▶ _Problem description_
Nothing in the entries may differ when you return them.

▶ _Extracted information_
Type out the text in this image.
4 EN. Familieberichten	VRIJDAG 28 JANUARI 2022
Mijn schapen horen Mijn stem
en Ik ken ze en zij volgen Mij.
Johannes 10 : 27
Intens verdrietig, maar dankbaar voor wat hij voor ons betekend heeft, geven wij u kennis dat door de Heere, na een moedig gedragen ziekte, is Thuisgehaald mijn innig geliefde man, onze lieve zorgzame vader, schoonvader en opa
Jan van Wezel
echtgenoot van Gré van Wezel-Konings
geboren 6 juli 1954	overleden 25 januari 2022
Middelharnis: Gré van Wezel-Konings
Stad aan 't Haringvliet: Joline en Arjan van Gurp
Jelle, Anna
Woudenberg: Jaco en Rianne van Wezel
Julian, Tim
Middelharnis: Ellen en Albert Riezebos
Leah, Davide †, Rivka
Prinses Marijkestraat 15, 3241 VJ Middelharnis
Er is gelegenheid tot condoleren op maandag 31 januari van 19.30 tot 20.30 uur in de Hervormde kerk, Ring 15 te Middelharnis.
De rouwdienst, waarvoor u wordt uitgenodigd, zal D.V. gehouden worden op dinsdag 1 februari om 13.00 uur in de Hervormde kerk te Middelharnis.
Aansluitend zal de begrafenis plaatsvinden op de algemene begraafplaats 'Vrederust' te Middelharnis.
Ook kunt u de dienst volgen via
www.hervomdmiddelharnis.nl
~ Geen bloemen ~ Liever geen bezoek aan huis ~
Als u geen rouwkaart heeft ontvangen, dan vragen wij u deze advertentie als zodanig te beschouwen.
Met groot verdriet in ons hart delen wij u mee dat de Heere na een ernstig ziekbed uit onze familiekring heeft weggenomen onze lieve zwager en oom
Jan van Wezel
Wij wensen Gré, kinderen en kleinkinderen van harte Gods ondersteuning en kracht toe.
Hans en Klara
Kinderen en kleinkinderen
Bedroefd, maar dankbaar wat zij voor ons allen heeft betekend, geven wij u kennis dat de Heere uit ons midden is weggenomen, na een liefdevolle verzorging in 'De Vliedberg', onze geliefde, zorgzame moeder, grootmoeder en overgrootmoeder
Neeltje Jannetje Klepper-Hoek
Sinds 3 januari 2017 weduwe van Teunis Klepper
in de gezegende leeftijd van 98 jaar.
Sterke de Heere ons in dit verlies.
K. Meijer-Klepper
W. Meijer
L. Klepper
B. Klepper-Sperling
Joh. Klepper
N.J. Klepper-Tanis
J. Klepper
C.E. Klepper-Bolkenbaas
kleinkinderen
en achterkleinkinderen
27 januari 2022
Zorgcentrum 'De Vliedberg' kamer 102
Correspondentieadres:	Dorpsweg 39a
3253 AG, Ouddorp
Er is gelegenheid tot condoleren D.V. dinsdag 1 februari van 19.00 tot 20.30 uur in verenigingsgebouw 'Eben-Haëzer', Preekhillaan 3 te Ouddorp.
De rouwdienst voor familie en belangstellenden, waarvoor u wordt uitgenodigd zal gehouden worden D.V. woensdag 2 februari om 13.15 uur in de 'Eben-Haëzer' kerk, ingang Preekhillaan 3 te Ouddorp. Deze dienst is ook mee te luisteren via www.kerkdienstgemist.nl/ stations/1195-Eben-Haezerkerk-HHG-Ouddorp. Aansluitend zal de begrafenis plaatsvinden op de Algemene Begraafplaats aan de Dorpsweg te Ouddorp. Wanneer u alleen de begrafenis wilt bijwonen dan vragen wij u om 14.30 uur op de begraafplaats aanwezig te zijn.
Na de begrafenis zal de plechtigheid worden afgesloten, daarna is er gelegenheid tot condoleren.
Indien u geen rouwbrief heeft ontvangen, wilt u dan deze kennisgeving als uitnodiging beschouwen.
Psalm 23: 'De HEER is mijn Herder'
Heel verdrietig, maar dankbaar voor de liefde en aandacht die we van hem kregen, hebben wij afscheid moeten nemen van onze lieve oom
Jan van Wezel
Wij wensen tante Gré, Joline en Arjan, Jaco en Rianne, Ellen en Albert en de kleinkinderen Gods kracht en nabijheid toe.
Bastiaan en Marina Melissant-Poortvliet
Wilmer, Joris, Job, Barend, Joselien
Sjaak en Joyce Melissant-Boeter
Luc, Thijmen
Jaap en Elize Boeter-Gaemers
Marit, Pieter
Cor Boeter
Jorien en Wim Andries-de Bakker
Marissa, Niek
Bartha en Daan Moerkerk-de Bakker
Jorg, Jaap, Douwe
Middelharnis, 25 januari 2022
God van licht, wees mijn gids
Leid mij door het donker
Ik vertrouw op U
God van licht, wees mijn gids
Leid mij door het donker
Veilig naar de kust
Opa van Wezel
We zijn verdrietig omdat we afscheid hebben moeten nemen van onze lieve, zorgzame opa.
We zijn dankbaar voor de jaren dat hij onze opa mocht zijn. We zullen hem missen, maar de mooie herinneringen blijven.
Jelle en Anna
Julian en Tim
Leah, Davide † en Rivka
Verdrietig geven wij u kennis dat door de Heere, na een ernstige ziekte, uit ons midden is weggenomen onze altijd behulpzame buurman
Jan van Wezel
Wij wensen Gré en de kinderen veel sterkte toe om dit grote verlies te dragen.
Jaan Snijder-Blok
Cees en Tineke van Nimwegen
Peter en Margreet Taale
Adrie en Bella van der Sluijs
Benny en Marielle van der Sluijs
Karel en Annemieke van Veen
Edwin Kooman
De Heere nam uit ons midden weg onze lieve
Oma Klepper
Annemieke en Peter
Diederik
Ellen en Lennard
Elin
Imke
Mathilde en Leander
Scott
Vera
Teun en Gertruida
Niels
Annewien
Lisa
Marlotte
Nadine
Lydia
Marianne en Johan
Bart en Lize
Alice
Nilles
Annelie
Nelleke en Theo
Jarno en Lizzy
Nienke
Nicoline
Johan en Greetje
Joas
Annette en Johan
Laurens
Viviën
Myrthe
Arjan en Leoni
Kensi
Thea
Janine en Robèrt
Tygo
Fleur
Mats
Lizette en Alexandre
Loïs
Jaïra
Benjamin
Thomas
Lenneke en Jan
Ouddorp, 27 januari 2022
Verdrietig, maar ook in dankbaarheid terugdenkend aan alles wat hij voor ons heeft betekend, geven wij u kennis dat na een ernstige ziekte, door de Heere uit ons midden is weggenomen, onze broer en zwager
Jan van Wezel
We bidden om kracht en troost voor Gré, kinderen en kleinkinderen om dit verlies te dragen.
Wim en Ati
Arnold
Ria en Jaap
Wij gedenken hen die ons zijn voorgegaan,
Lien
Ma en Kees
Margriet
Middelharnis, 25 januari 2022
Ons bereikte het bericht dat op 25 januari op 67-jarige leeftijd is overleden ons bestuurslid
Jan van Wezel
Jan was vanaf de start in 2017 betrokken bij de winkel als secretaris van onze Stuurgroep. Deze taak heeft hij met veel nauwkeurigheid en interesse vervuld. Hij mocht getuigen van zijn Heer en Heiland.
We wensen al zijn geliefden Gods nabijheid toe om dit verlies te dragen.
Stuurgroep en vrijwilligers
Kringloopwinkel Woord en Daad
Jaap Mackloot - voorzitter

▶ _Task solution_
Type out the text in this image.
4 EN. Familieberichten	VRIJDAG 28 JANUARI 2022
Mijn schapen horen Mijn stem
en Ik ken ze en zij volgen Mij.
Johannes 10 : 27
Intens verdrietig, maar dankbaar voor wat hij voor ons betekend heeft, geven wij u kennis dat door de Heere, na een moedig gedragen ziekte, is Thuisgehaald mijn innig geliefde man, onze lieve zorgzame vader, schoonvader en opa
Jan van Wezel
echtgenoot van Gré van Wezel-Konings
geboren 6 juli 1954	overleden 25 januari 2022
Middelharnis: Gré van Wezel-Konings
Stad aan 't Haringvliet: Joline en Arjan van Gurp
Jelle, Anna
Woudenberg: Jaco en Rianne van Wezel
Julian, Tim
Middelharnis: Ellen en Albert Riezebos
Leah, Davide †, Rivka
Prinses Marijkestraat 15, 3241 VJ Middelharnis
Er is gelegenheid tot condoleren op maandag 31 januari van 19.30 tot 20.30 uur in de Hervormde kerk, Ring 15 te Middelharnis.
De rouwdienst, waarvoor u wordt uitgenodigd, zal D.V. gehouden worden op dinsdag 1 februari om 13.00 uur in de Hervormde kerk te Middelharnis.
Aansluitend zal de begrafenis plaatsvinden op de algemene begraafplaats 'Vrederust' te Middelharnis.
Ook kunt u de dienst volgen via
www.hervomdmiddelharnis.nl
~ Geen bloemen ~ Liever geen bezoek aan huis ~
Als u geen rouwkaart heeft ontvangen, dan vragen wij u deze advertentie als zodanig te beschouwen.
Met groot verdriet in ons hart delen wij u mee dat de Heere na een ernstig ziekbed uit onze familiekring heeft weggenomen onze lieve zwager en oom
Jan van Wezel
Wij wensen Gré, kinderen en kleinkinderen van harte Gods ondersteuning en kracht toe.
Hans en Klara
Kinderen en kleinkinderen
Bedroefd, maar dankbaar wat zij voor ons allen heeft betekend, geven wij u kennis dat de Heere uit ons midden is weggenomen, na een liefdevolle verzorging in 'De Vliedberg', onze geliefde, zorgzame moeder, grootmoeder en overgrootmoeder
Neeltje Jannetje Klepper-Hoek
Sinds 3 januari 2017 weduwe van Teunis Klepper
in de gezegende leeftijd van 98 jaar.
Sterke de Heere ons in dit verlies.
K. Meijer-Klepper
W. Meijer
L. Klepper
B. Klepper-Sperling
Joh. Klepper
N.J. Klepper-Tanis
J. Klepper
C.E. Klepper-Bolkenbaas
kleinkinderen
en achterkleinkinderen
27 januari 2022
Zorgcentrum 'De Vliedberg' kamer 102
Correspondentieadres:	Dorpsweg 39a
3253 AG, Ouddorp
Er is gelegenheid tot condoleren D.V. dinsdag 1 februari van 19.00 tot 20.30 uur in verenigingsgebouw 'Eben-Haëzer', Preekhillaan 3 te Ouddorp.
De rouwdienst voor familie en belangstellenden, waarvoor u wordt uitgenodigd zal gehouden worden D.V. woensdag 2 februari om 13.15 uur in de 'Eben-Haëzer' kerk, ingang Preekhillaan 3 te Ouddorp. Deze dienst is ook mee te luisteren via www.kerkdienstgemist.nl/ stations/1195-Eben-Haezerkerk-HHG-Ouddorp. Aansluitend zal de begrafenis plaatsvinden op de Algemene Begraafplaats aan de Dorpsweg te Ouddorp. Wanneer u alleen de begrafenis wilt bijwonen dan vragen wij u om 14.30 uur op de begraafplaats aanwezig te zijn.
Na de begrafenis zal de plechtigheid worden afgesloten, daarna is er gelegenheid tot condoleren.
Indien u geen rouwbrief heeft ontvangen, wilt u dan deze kennisgeving als uitnodiging beschouwen.
Psalm 23: 'De HEER is mijn Herder'
Heel verdrietig, maar dankbaar voor de liefde en aandacht die we van hem kregen, hebben wij afscheid moeten nemen van onze lieve oom
Jan van Wezel
Wij wensen tante Gré, Joline en Arjan, Jaco en Rianne, Ellen en Albert en de kleinkinderen Gods kracht en nabijheid toe.
Bastiaan en Marina Melissant-Poortvliet
Wilmer, Joris, Job, Barend, Joselien
Sjaak en Joyce Melissant-Boeter
Luc, Thijmen
Jaap en Elize Boeter-Gaemers
Marit, Pieter
Cor Boeter
Jorien en Wim Andries-de Bakker
Marissa, Niek
Bartha en Daan Moerkerk-de Bakker
Jorg, Jaap, Douwe
Middelharnis, 25 januari 2022
God van licht, wees mijn gids
Leid mij door het donker
Ik vertrouw op U
God van licht, wees mijn gids
Leid mij door het donker
Veilig naar de kust
Opa van Wezel
We zijn verdrietig omdat we afscheid hebben moeten nemen van onze lieve, zorgzame opa.
We zijn dankbaar voor de jaren dat hij onze opa mocht zijn. We zullen hem missen, maar de mooie herinneringen blijven.
Jelle en Anna
Julian en Tim
Leah, Davide † en Rivka
Verdrietig geven wij u kennis dat door de Heere, na een ernstige ziekte, uit ons midden is weggenomen onze altijd behulpzame buurman
Jan van Wezel
Wij wensen Gré en de kinderen veel sterkte toe om dit grote verlies te dragen.
Jaan Snijder-Blok
Cees en Tineke van Nimwegen
Peter en Margreet Taale
Adrie en Bella van der Sluijs
Benny en Marielle van der Sluijs
Karel en Annemieke van Veen
Edwin Kooman
De Heere nam uit ons midden weg onze lieve
Oma Klepper
Annemieke en Peter
Diederik
Ellen en Lennard
Elin
Imke
Mathilde en Leander
Scott
Vera
Teun en Gertruida
Niels
Annewien
Lisa
Marlotte
Nadine
Lydia
Marianne en Johan
Bart en Lize
Alice
Nilles
Annelie
Nelleke en Theo
Jarno en Lizzy
Nienke
Nicoline
Johan en Greetje
Joas
Annette en Johan
Laurens
Viviën
Myrthe
Arjan en Leoni
Kensi
Thea
Janine en Robèrt
Tygo
Fleur
Mats
Lizette en Alexandre
Loïs
Jaïra
Benjamin
Thomas
Lenneke en Jan
Ouddorp, 27 januari 2022
Verdrietig, maar ook in dankbaarheid terugdenkend aan alles wat hij voor ons heeft betekend, geven wij u kennis dat na een ernstige ziekte, door de Heere uit ons midden is weggenomen, onze broer en zwager
Jan van Wezel
We bidden om kracht en troost voor Gré, kinderen en kleinkinderen om dit verlies te dragen.
Wim en Ati
Arnold
Ria en Jaap
Wij gedenken hen die ons zijn voorgegaan,
Lien
Ma en Kees
Margriet
Middelharnis, 25 januari 2022
Ons bereikte het bericht dat op 25 januari op 67-jarige leeftijd is overleden ons bestuurslid
Jan van Wezel
Jan was vanaf de start in 2017 betrokken bij de winkel als secretaris van onze Stuurgroep. Deze taak heeft hij met veel nauwkeurigheid en interesse vervuld. Hij mocht getuigen van zijn Heer en Heiland.
We wensen al zijn geliefden Gods nabijheid toe om dit verlies te dragen.
Stuurgroep en vrijwilligers
Kringloopwinkel Woord en Daad
Jaap Mackloot - voorzitter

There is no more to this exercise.